Records contained in a dataset:
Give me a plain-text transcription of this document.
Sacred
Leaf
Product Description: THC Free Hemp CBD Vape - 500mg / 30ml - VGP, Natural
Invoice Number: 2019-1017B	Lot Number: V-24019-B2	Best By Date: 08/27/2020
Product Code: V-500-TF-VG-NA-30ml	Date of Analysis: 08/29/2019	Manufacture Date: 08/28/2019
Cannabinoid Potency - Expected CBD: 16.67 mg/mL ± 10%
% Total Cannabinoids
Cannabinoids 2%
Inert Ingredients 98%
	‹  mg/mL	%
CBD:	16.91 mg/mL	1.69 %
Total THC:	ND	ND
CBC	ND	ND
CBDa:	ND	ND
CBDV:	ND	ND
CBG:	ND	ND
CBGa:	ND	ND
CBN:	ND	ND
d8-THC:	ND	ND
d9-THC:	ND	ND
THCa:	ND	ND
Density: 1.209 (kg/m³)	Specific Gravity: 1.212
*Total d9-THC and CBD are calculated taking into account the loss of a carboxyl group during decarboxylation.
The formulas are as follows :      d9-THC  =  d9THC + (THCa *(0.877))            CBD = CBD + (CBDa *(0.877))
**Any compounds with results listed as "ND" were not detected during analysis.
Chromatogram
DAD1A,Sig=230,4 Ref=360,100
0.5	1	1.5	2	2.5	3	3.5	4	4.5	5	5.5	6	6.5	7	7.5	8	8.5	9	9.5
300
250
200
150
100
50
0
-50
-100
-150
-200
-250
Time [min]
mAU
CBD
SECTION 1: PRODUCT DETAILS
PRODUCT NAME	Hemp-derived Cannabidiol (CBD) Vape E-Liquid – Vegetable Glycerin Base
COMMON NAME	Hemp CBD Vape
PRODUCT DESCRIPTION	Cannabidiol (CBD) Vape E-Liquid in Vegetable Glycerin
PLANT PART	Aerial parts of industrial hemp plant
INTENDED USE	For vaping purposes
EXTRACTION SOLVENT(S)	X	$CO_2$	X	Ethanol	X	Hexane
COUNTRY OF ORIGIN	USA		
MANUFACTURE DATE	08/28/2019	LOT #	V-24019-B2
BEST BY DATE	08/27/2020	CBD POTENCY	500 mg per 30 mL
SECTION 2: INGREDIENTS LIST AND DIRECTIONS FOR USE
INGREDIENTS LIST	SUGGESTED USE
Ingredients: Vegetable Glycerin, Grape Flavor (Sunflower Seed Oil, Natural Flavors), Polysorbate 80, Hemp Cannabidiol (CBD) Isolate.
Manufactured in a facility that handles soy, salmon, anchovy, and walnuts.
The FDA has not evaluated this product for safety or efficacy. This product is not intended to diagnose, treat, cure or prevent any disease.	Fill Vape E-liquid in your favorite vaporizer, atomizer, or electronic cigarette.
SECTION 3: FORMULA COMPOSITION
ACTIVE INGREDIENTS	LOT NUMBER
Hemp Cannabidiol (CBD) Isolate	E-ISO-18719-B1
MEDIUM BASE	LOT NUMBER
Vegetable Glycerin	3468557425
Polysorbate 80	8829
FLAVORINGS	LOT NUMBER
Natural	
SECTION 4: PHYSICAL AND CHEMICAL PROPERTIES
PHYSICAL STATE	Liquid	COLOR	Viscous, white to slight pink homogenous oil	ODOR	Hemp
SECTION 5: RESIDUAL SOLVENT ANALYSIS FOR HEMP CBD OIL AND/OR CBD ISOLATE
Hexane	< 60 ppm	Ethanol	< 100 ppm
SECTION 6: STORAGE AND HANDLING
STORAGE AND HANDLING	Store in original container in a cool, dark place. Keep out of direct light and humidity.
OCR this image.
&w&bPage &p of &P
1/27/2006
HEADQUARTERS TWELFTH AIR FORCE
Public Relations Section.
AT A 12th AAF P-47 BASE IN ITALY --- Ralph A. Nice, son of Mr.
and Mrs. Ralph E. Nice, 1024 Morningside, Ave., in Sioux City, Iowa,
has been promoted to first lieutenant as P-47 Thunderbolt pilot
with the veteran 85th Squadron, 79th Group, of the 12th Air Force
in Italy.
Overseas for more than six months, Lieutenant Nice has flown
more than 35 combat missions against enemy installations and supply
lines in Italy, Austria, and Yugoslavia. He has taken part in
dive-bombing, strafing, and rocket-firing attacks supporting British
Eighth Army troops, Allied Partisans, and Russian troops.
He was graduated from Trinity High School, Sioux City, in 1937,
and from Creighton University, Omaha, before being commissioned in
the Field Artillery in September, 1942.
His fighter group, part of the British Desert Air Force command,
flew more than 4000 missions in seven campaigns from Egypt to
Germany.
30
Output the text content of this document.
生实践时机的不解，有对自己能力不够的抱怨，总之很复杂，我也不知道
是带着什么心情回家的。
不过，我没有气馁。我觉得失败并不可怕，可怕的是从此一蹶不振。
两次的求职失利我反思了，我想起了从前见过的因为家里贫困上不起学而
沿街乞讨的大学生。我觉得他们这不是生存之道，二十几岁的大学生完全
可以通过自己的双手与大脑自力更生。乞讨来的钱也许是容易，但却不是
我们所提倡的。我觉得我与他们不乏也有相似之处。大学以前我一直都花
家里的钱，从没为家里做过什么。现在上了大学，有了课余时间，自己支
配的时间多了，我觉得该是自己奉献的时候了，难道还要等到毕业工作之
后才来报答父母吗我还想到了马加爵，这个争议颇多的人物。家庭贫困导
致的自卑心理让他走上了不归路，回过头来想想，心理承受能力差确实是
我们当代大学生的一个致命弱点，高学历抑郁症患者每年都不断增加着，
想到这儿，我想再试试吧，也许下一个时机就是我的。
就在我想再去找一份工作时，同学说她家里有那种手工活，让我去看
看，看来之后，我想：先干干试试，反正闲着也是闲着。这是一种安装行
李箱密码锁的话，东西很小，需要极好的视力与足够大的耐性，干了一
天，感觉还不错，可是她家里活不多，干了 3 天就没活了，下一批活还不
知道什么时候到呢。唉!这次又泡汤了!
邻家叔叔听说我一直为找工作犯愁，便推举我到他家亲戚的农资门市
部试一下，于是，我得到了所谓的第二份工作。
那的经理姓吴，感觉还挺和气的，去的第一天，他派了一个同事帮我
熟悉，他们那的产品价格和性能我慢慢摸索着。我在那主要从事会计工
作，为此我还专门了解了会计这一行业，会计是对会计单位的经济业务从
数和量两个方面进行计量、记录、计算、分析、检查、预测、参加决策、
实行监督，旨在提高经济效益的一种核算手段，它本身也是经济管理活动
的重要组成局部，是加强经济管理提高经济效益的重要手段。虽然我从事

• **EXERCISE REQUIREMENTS**: Each of the records should be retyped exactly.

• **RESULT BELOW**:
Give me a plain-text transcription of this document.
Sacred
Leaf
Product Description: THC Free Hemp CBD Vape - 500mg / 30ml - VGP, Natural
Invoice Number: 2019-1017B	Lot Number: V-24019-B2	Best By Date: 08/27/2020
Product Code: V-500-TF-VG-NA-30ml	Date of Analysis: 08/29/2019	Manufacture Date: 08/28/2019
Cannabinoid Potency - Expected CBD: 16.67 mg/mL ± 10%
% Total Cannabinoids
Cannabinoids 2%
Inert Ingredients 98%
	‹  mg/mL	%
CBD:	16.91 mg/mL	1.69 %
Total THC:	ND	ND
CBC	ND	ND
CBDa:	ND	ND
CBDV:	ND	ND
CBG:	ND	ND
CBGa:	ND	ND
CBN:	ND	ND
d8-THC:	ND	ND
d9-THC:	ND	ND
THCa:	ND	ND
Density: 1.209 (kg/m³)	Specific Gravity: 1.212
*Total d9-THC and CBD are calculated taking into account the loss of a carboxyl group during decarboxylation.
The formulas are as follows :      d9-THC  =  d9THC + (THCa *(0.877))            CBD = CBD + (CBDa *(0.877))
**Any compounds with results listed as "ND" were not detected during analysis.
Chromatogram
DAD1A,Sig=230,4 Ref=360,100
0.5	1	1.5	2	2.5	3	3.5	4	4.5	5	5.5	6	6.5	7	7.5	8	8.5	9	9.5
300
250
200
150
100
50
0
-50
-100
-150
-200
-250
Time [min]
mAU
CBD
SECTION 1: PRODUCT DETAILS
PRODUCT NAME	Hemp-derived Cannabidiol (CBD) Vape E-Liquid – Vegetable Glycerin Base
COMMON NAME	Hemp CBD Vape
PRODUCT DESCRIPTION	Cannabidiol (CBD) Vape E-Liquid in Vegetable Glycerin
PLANT PART	Aerial parts of industrial hemp plant
INTENDED USE	For vaping purposes
EXTRACTION SOLVENT(S)	X	$CO_2$	X	Ethanol	X	Hexane
COUNTRY OF ORIGIN	USA		
MANUFACTURE DATE	08/28/2019	LOT #	V-24019-B2
BEST BY DATE	08/27/2020	CBD POTENCY	500 mg per 30 mL
SECTION 2: INGREDIENTS LIST AND DIRECTIONS FOR USE
INGREDIENTS LIST	SUGGESTED USE
Ingredients: Vegetable Glycerin, Grape Flavor (Sunflower Seed Oil, Natural Flavors), Polysorbate 80, Hemp Cannabidiol (CBD) Isolate.
Manufactured in a facility that handles soy, salmon, anchovy, and walnuts.
The FDA has not evaluated this product for safety or efficacy. This product is not intended to diagnose, treat, cure or prevent any disease.	Fill Vape E-liquid in your favorite vaporizer, atomizer, or electronic cigarette.
SECTION 3: FORMULA COMPOSITION
ACTIVE INGREDIENTS	LOT NUMBER
Hemp Cannabidiol (CBD) Isolate	E-ISO-18719-B1
MEDIUM BASE	LOT NUMBER
Vegetable Glycerin	3468557425
Polysorbate 80	8829
FLAVORINGS	LOT NUMBER
Natural	
SECTION 4: PHYSICAL AND CHEMICAL PROPERTIES
PHYSICAL STATE	Liquid	COLOR	Viscous, white to slight pink homogenous oil	ODOR	Hemp
SECTION 5: RESIDUAL SOLVENT ANALYSIS FOR HEMP CBD OIL AND/OR CBD ISOLATE
Hexane	< 60 ppm	Ethanol	< 100 ppm
SECTION 6: STORAGE AND HANDLING
STORAGE AND HANDLING	Store in original container in a cool, dark place. Keep out of direct light and humidity.
OCR this image.
&w&bPage &p of &P
1/27/2006
HEADQUARTERS TWELFTH AIR FORCE
Public Relations Section.
AT A 12th AAF P-47 BASE IN ITALY --- Ralph A. Nice, son of Mr.
and Mrs. Ralph E. Nice, 1024 Morningside, Ave., in Sioux City, Iowa,
has been promoted to first lieutenant as P-47 Thunderbolt pilot
with the veteran 85th Squadron, 79th Group, of the 12th Air Force
in Italy.
Overseas for more than six months, Lieutenant Nice has flown
more than 35 combat missions against enemy installations and supply
lines in Italy, Austria, and Yugoslavia. He has taken part in
dive-bombing, strafing, and rocket-firing attacks supporting British
Eighth Army troops, Allied Partisans, and Russian troops.
He was graduated from Trinity High School, Sioux City, in 1937,
and from Creighton University, Omaha, before being commissioned in
the Field Artillery in September, 1942.
His fighter group, part of the British Desert Air Force command,
flew more than 4000 missions in seven campaigns from Egypt to
Germany.
30
Output the text content of this document.
生实践时机的不解，有对自己能力不够的抱怨，总之很复杂，我也不知道
是带着什么心情回家的。
不过，我没有气馁。我觉得失败并不可怕，可怕的是从此一蹶不振。
两次的求职失利我反思了，我想起了从前见过的因为家里贫困上不起学而
沿街乞讨的大学生。我觉得他们这不是生存之道，二十几岁的大学生完全
可以通过自己的双手与大脑自力更生。乞讨来的钱也许是容易，但却不是
我们所提倡的。我觉得我与他们不乏也有相似之处。大学以前我一直都花
家里的钱，从没为家里做过什么。现在上了大学，有了课余时间，自己支
配的时间多了，我觉得该是自己奉献的时候了，难道还要等到毕业工作之
后才来报答父母吗我还想到了马加爵，这个争议颇多的人物。家庭贫困导
致的自卑心理让他走上了不归路，回过头来想想，心理承受能力差确实是
我们当代大学生的一个致命弱点，高学历抑郁症患者每年都不断增加着，
想到这儿，我想再试试吧，也许下一个时机就是我的。
就在我想再去找一份工作时，同学说她家里有那种手工活，让我去看
看，看来之后，我想：先干干试试，反正闲着也是闲着。这是一种安装行
李箱密码锁的话，东西很小，需要极好的视力与足够大的耐性，干了一
天，感觉还不错，可是她家里活不多，干了 3 天就没活了，下一批活还不
知道什么时候到呢。唉!这次又泡汤了!
邻家叔叔听说我一直为找工作犯愁，便推举我到他家亲戚的农资门市
部试一下，于是，我得到了所谓的第二份工作。
那的经理姓吴，感觉还挺和气的，去的第一天，他派了一个同事帮我
熟悉，他们那的产品价格和性能我慢慢摸索着。我在那主要从事会计工
作，为此我还专门了解了会计这一行业，会计是对会计单位的经济业务从
数和量两个方面进行计量、记录、计算、分析、检查、预测、参加决策、
实行监督，旨在提高经济效益的一种核算手段，它本身也是经济管理活动
的重要组成局部，是加强经济管理提高经济效益的重要手段。虽然我从事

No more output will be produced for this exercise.